Dataset records:
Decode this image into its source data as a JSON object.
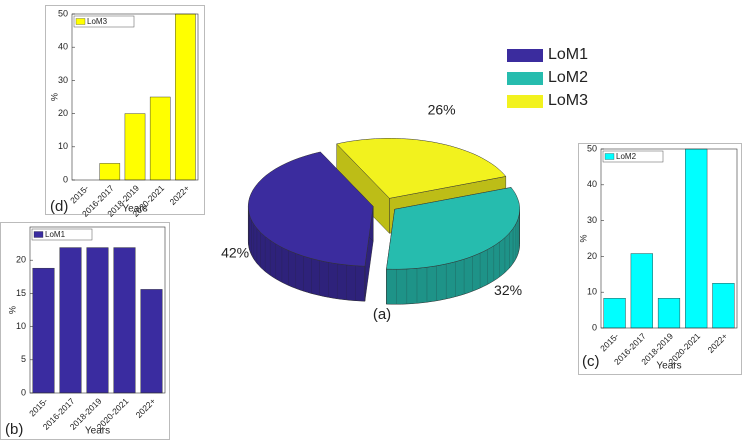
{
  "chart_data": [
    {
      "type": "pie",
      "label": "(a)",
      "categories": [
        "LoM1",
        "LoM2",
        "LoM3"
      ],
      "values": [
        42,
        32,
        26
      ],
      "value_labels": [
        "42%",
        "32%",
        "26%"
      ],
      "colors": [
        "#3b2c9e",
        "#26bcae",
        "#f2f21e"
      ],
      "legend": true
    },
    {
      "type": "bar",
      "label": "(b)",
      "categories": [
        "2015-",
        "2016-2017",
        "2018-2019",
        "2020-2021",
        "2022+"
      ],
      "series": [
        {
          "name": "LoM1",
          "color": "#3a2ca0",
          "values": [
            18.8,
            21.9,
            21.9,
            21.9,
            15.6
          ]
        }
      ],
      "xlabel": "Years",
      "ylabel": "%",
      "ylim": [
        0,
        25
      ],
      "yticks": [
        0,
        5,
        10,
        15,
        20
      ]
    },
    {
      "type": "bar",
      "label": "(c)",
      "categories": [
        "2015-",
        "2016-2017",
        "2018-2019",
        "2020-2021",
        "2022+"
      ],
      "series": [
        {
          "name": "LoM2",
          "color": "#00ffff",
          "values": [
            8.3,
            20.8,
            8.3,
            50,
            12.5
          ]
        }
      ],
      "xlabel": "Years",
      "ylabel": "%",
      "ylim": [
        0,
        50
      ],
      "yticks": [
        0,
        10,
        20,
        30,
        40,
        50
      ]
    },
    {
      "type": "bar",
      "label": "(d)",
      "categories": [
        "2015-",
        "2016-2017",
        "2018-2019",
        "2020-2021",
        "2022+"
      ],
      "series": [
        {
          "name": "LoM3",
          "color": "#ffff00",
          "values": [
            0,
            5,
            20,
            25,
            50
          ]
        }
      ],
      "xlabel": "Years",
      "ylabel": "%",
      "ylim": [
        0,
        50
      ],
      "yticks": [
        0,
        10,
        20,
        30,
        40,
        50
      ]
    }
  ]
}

__PROBLEM REQUIREMENTS__
Pictures are excluded; output everything else in the data verbatim.

__RESPONSE BELOW__
Decode this image into its source data as a JSON object.
{
  "chart_data": [
    {
      "type": "pie",
      "label": "(a)",
      "categories": [
        "LoM1",
        "LoM2",
        "LoM3"
      ],
      "values": [
        42,
        32,
        26
      ],
      "value_labels": [
        "42%",
        "32%",
        "26%"
      ],
      "colors": [
        "#3b2c9e",
        "#26bcae",
        "#f2f21e"
      ],
      "legend": true
    },
    {
      "type": "bar",
      "label": "(b)",
      "categories": [
        "2015-",
        "2016-2017",
        "2018-2019",
        "2020-2021",
        "2022+"
      ],
      "series": [
        {
          "name": "LoM1",
          "color": "#3a2ca0",
          "values": [
            18.8,
            21.9,
            21.9,
            21.9,
            15.6
          ]
        }
      ],
      "xlabel": "Years",
      "ylabel": "%",
      "ylim": [
        0,
        25
      ],
      "yticks": [
        0,
        5,
        10,
        15,
        20
      ]
    },
    {
      "type": "bar",
      "label": "(c)",
      "categories": [
        "2015-",
        "2016-2017",
        "2018-2019",
        "2020-2021",
        "2022+"
      ],
      "series": [
        {
          "name": "LoM2",
          "color": "#00ffff",
          "values": [
            8.3,
            20.8,
            8.3,
            50,
            12.5
          ]
        }
      ],
      "xlabel": "Years",
      "ylabel": "%",
      "ylim": [
        0,
        50
      ],
      "yticks": [
        0,
        10,
        20,
        30,
        40,
        50
      ]
    },
    {
      "type": "bar",
      "label": "(d)",
      "categories": [
        "2015-",
        "2016-2017",
        "2018-2019",
        "2020-2021",
        "2022+"
      ],
      "series": [
        {
          "name": "LoM3",
          "color": "#ffff00",
          "values": [
            0,
            5,
            20,
            25,
            50
          ]
        }
      ],
      "xlabel": "Years",
      "ylabel": "%",
      "ylim": [
        0,
        50
      ],
      "yticks": [
        0,
        10,
        20,
        30,
        40,
        50
      ]
    }
  ]
}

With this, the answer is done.